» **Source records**
<<<<

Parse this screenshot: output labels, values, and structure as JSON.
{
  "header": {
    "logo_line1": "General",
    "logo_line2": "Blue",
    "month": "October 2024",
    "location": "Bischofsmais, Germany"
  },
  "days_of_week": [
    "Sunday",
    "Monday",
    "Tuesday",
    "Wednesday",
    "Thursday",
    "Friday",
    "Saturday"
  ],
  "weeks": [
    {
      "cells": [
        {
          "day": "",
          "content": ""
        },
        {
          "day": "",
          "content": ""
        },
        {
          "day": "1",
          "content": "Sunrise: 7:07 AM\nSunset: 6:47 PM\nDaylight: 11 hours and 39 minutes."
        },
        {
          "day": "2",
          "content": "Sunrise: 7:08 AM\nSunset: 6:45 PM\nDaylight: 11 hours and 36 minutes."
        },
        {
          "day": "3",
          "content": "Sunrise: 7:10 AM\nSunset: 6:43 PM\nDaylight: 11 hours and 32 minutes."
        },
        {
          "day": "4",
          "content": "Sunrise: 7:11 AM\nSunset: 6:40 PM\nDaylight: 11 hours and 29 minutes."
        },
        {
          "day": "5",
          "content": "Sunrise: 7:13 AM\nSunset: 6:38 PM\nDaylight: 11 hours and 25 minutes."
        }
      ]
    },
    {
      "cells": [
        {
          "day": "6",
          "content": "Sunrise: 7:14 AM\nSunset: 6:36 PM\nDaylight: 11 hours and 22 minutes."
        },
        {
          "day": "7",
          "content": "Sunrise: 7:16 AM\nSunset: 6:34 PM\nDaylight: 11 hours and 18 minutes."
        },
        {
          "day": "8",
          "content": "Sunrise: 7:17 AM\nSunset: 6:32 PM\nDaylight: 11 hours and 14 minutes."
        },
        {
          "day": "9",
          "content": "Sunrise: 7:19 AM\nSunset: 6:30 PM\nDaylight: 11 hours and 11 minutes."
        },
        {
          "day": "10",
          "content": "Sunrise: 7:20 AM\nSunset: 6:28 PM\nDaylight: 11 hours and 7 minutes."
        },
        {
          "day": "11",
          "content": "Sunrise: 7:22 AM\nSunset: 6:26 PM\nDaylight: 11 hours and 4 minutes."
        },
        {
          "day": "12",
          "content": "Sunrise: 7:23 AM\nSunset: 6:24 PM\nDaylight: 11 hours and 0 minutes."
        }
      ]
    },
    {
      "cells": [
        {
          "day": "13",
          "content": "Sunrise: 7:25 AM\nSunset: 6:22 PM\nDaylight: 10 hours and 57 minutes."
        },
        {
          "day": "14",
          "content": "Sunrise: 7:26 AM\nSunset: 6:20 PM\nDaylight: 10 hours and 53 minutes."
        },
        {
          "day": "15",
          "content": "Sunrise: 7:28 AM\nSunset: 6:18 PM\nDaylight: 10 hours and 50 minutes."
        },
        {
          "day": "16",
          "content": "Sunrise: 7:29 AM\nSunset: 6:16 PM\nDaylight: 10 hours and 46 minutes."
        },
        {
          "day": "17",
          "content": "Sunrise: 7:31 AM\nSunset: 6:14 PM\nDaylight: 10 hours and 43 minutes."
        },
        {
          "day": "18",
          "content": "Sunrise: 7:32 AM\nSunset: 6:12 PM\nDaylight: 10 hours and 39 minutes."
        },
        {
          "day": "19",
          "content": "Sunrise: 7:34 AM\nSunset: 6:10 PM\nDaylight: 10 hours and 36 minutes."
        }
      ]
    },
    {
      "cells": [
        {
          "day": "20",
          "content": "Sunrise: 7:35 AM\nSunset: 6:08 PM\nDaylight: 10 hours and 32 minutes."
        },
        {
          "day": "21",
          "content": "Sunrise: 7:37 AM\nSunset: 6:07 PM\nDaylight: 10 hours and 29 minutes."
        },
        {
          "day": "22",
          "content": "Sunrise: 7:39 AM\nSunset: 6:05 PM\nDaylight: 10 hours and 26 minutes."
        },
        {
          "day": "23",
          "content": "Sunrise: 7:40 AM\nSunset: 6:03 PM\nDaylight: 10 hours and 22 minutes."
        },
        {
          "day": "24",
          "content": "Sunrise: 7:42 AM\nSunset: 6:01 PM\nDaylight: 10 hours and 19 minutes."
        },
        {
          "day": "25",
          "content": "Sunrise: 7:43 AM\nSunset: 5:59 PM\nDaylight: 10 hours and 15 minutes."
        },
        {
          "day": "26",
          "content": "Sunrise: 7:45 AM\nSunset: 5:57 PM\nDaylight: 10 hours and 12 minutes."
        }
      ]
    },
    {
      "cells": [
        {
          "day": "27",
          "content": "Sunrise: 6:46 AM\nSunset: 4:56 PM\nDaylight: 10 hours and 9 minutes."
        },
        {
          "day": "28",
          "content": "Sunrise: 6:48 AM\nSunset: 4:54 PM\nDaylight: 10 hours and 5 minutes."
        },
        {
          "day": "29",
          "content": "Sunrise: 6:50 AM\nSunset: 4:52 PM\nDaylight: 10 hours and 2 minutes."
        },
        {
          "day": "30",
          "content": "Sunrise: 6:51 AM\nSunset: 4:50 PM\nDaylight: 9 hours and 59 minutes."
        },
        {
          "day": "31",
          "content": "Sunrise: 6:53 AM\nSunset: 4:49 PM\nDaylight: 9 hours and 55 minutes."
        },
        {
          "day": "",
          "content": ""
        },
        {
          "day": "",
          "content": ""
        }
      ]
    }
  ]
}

>>>>

Return every record above exactly as it appears.

» **In response**
Parse this screenshot: output labels, values, and structure as JSON.
{
  "header": {
    "logo_line1": "General",
    "logo_line2": "Blue",
    "month": "October 2024",
    "location": "Bischofsmais, Germany"
  },
  "days_of_week": [
    "Sunday",
    "Monday",
    "Tuesday",
    "Wednesday",
    "Thursday",
    "Friday",
    "Saturday"
  ],
  "weeks": [
    {
      "cells": [
        {
          "day": "",
          "content": ""
        },
        {
          "day": "",
          "content": ""
        },
        {
          "day": "1",
          "content": "Sunrise: 7:07 AM\nSunset: 6:47 PM\nDaylight: 11 hours and 39 minutes."
        },
        {
          "day": "2",
          "content": "Sunrise: 7:08 AM\nSunset: 6:45 PM\nDaylight: 11 hours and 36 minutes."
        },
        {
          "day": "3",
          "content": "Sunrise: 7:10 AM\nSunset: 6:43 PM\nDaylight: 11 hours and 32 minutes."
        },
        {
          "day": "4",
          "content": "Sunrise: 7:11 AM\nSunset: 6:40 PM\nDaylight: 11 hours and 29 minutes."
        },
        {
          "day": "5",
          "content": "Sunrise: 7:13 AM\nSunset: 6:38 PM\nDaylight: 11 hours and 25 minutes."
        }
      ]
    },
    {
      "cells": [
        {
          "day": "6",
          "content": "Sunrise: 7:14 AM\nSunset: 6:36 PM\nDaylight: 11 hours and 22 minutes."
        },
        {
          "day": "7",
          "content": "Sunrise: 7:16 AM\nSunset: 6:34 PM\nDaylight: 11 hours and 18 minutes."
        },
        {
          "day": "8",
          "content": "Sunrise: 7:17 AM\nSunset: 6:32 PM\nDaylight: 11 hours and 14 minutes."
        },
        {
          "day": "9",
          "content": "Sunrise: 7:19 AM\nSunset: 6:30 PM\nDaylight: 11 hours and 11 minutes."
        },
        {
          "day": "10",
          "content": "Sunrise: 7:20 AM\nSunset: 6:28 PM\nDaylight: 11 hours and 7 minutes."
        },
        {
          "day": "11",
          "content": "Sunrise: 7:22 AM\nSunset: 6:26 PM\nDaylight: 11 hours and 4 minutes."
        },
        {
          "day": "12",
          "content": "Sunrise: 7:23 AM\nSunset: 6:24 PM\nDaylight: 11 hours and 0 minutes."
        }
      ]
    },
    {
      "cells": [
        {
          "day": "13",
          "content": "Sunrise: 7:25 AM\nSunset: 6:22 PM\nDaylight: 10 hours and 57 minutes."
        },
        {
          "day": "14",
          "content": "Sunrise: 7:26 AM\nSunset: 6:20 PM\nDaylight: 10 hours and 53 minutes."
        },
        {
          "day": "15",
          "content": "Sunrise: 7:28 AM\nSunset: 6:18 PM\nDaylight: 10 hours and 50 minutes."
        },
        {
          "day": "16",
          "content": "Sunrise: 7:29 AM\nSunset: 6:16 PM\nDaylight: 10 hours and 46 minutes."
        },
        {
          "day": "17",
          "content": "Sunrise: 7:31 AM\nSunset: 6:14 PM\nDaylight: 10 hours and 43 minutes."
        },
        {
          "day": "18",
          "content": "Sunrise: 7:32 AM\nSunset: 6:12 PM\nDaylight: 10 hours and 39 minutes."
        },
        {
          "day": "19",
          "content": "Sunrise: 7:34 AM\nSunset: 6:10 PM\nDaylight: 10 hours and 36 minutes."
        }
      ]
    },
    {
      "cells": [
        {
          "day": "20",
          "content": "Sunrise: 7:35 AM\nSunset: 6:08 PM\nDaylight: 10 hours and 32 minutes."
        },
        {
          "day": "21",
          "content": "Sunrise: 7:37 AM\nSunset: 6:07 PM\nDaylight: 10 hours and 29 minutes."
        },
        {
          "day": "22",
          "content": "Sunrise: 7:39 AM\nSunset: 6:05 PM\nDaylight: 10 hours and 26 minutes."
        },
        {
          "day": "23",
          "content": "Sunrise: 7:40 AM\nSunset: 6:03 PM\nDaylight: 10 hours and 22 minutes."
        },
        {
          "day": "24",
          "content": "Sunrise: 7:42 AM\nSunset: 6:01 PM\nDaylight: 10 hours and 19 minutes."
        },
        {
          "day": "25",
          "content": "Sunrise: 7:43 AM\nSunset: 5:59 PM\nDaylight: 10 hours and 15 minutes."
        },
        {
          "day": "26",
          "content": "Sunrise: 7:45 AM\nSunset: 5:57 PM\nDaylight: 10 hours and 12 minutes."
        }
      ]
    },
    {
      "cells": [
        {
          "day": "27",
          "content": "Sunrise: 6:46 AM\nSunset: 4:56 PM\nDaylight: 10 hours and 9 minutes."
        },
        {
          "day": "28",
          "content": "Sunrise: 6:48 AM\nSunset: 4:54 PM\nDaylight: 10 hours and 5 minutes."
        },
        {
          "day": "29",
          "content": "Sunrise: 6:50 AM\nSunset: 4:52 PM\nDaylight: 10 hours and 2 minutes."
        },
        {
          "day": "30",
          "content": "Sunrise: 6:51 AM\nSunset: 4:50 PM\nDaylight: 9 hours and 59 minutes."
        },
        {
          "day": "31",
          "content": "Sunrise: 6:53 AM\nSunset: 4:49 PM\nDaylight: 9 hours and 55 minutes."
        },
        {
          "day": "",
          "content": ""
        },
        {
          "day": "",
          "content": ""
        }
      ]
    }
  ]
}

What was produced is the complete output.